• [INPUT MATERIAL]
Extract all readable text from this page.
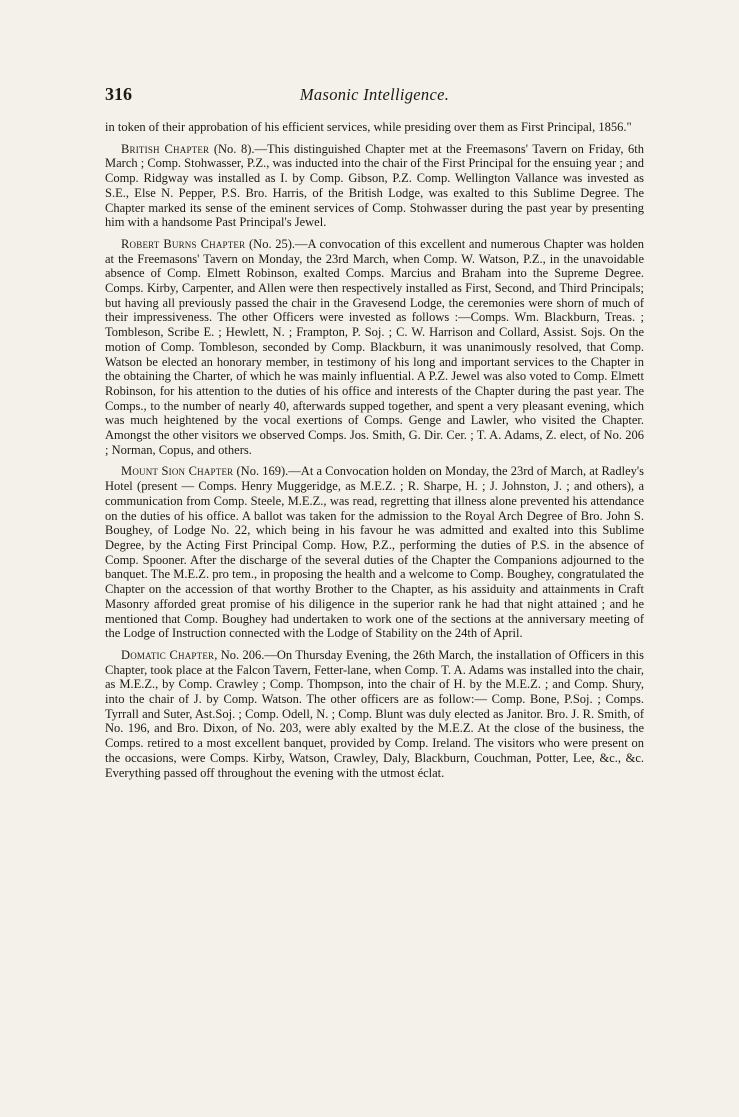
316	Masonic Intelligence.

in token of their approbation of his efficient services, while presiding over them as First Principal, 1856."

British Chapter (No. 8).—This distinguished Chapter met at the Freemasons' Tavern on Friday, 6th March ; Comp. Stohwasser, P.Z., was inducted into the chair of the First Principal for the ensuing year ; and Comp. Ridgway was installed as I. by Comp. Gibson, P.Z. Comp. Wellington Vallance was invested as S.E., Else N. Pepper, P.S. Bro. Harris, of the British Lodge, was exalted to this Sublime Degree. The Chapter marked its sense of the eminent services of Comp. Stohwasser during the past year by presenting him with a handsome Past Principal's Jewel.

Robert Burns Chapter (No. 25).—A convocation of this excellent and numerous Chapter was holden at the Freemasons' Tavern on Monday, the 23rd March, when Comp. W. Watson, P.Z., in the unavoidable absence of Comp. Elmett Robinson, exalted Comps. Marcius and Braham into the Supreme Degree. Comps. Kirby, Carpenter, and Allen were then respectively installed as First, Second, and Third Principals; but having all previously passed the chair in the Gravesend Lodge, the ceremonies were shorn of much of their impressiveness. The other Officers were invested as follows :—Comps. Wm. Blackburn, Treas. ; Tombleson, Scribe E. ; Hewlett, N. ; Frampton, P. Soj. ; C. W. Harrison and Collard, Assist. Sojs. On the motion of Comp. Tombleson, seconded by Comp. Blackburn, it was unanimously resolved, that Comp. Watson be elected an honorary member, in testimony of his long and important services to the Chapter in the obtaining the Charter, of which he was mainly influential. A P.Z. Jewel was also voted to Comp. Elmett Robinson, for his attention to the duties of his office and interests of the Chapter during the past year. The Comps., to the number of nearly 40, afterwards supped together, and spent a very pleasant evening, which was much heightened by the vocal exertions of Comps. Genge and Lawler, who visited the Chapter. Amongst the other visitors we observed Comps. Jos. Smith, G. Dir. Cer. ; T. A. Adams, Z. elect, of No. 206 ; Norman, Copus, and others.

Mount Sion Chapter (No. 169).—At a Convocation holden on Monday, the 23rd of March, at Radley's Hotel (present — Comps. Henry Muggeridge, as M.E.Z. ; R. Sharpe, H. ; J. Johnston, J. ; and others), a communication from Comp. Steele, M.E.Z., was read, regretting that illness alone prevented his attendance on the duties of his office. A ballot was taken for the admission to the Royal Arch Degree of Bro. John S. Boughey, of Lodge No. 22, which being in his favour he was admitted and exalted into this Sublime Degree, by the Acting First Principal Comp. How, P.Z., performing the duties of P.S. in the absence of Comp. Spooner. After the discharge of the several duties of the Chapter the Companions adjourned to the banquet. The M.E.Z. pro tem., in proposing the health and a welcome to Comp. Boughey, congratulated the Chapter on the accession of that worthy Brother to the Chapter, as his assiduity and attainments in Craft Masonry afforded great promise of his diligence in the superior rank he had that night attained ; and he mentioned that Comp. Boughey had undertaken to work one of the sections at the anniversary meeting of the Lodge of Instruction connected with the Lodge of Stability on the 24th of April.

Domatic Chapter, No. 206.—On Thursday Evening, the 26th March, the installation of Officers in this Chapter, took place at the Falcon Tavern, Fetter-lane, when Comp. T. A. Adams was installed into the chair, as M.E.Z., by Comp. Crawley ; Comp. Thompson, into the chair of H. by the M.E.Z. ; and Comp. Shury, into the chair of J. by Comp. Watson. The other officers are as follow:— Comp. Bone, P.Soj. ; Comps. Tyrrall and Suter, Ast.Soj. ; Comp. Odell, N. ; Comp. Blunt was duly elected as Janitor. Bro. J. R. Smith, of No. 196, and Bro. Dixon, of No. 203, were ably exalted by the M.E.Z. At the close of the business, the Comps. retired to a most excellent banquet, provided by Comp. Ireland. The visitors who were present on the occasions, were Comps. Kirby, Watson, Crawley, Daly, Blackburn, Couchman, Potter, Lee, &c., &c. Everything passed off throughout the evening with the utmost éclat.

• [GOAL] Locate the lines above that hold the word "from". Show every one of them.

• [COMPLETE ANSWER]
Extract all readable text from this page.
Mount Sion Chapter (No. 169).—At a Convocation holden on Monday, the 23rd of March, at Radley's Hotel (present — Comps. Henry Muggeridge, as M.E.Z. ; R. Sharpe, H. ; J. Johnston, J. ; and others), a communication from Comp. Steele, M.E.Z., was read, regretting that illness alone prevented his attendance on the duties of his office. A ballot was taken for the admission to the Royal Arch Degree of Bro. John S. Boughey, of Lodge No. 22, which being in his favour he was admitted and exalted into this Sublime Degree, by the Acting First Principal Comp. How, P.Z., performing the duties of P.S. in the absence of Comp. Spooner. After the discharge of the several duties of the Chapter the Companions adjourned to the banquet. The M.E.Z. pro tem., in proposing the health and a welcome to Comp. Boughey, congratulated the Chapter on the accession of that worthy Brother to the Chapter, as his assiduity and attainments in Craft Masonry afforded great promise of his diligence in the superior rank he had that night attained ; and he mentioned that Comp. Boughey had undertaken to work one of the sections at the anniversary meeting of the Lodge of Instruction connected with the Lodge of Stability on the 24th of April.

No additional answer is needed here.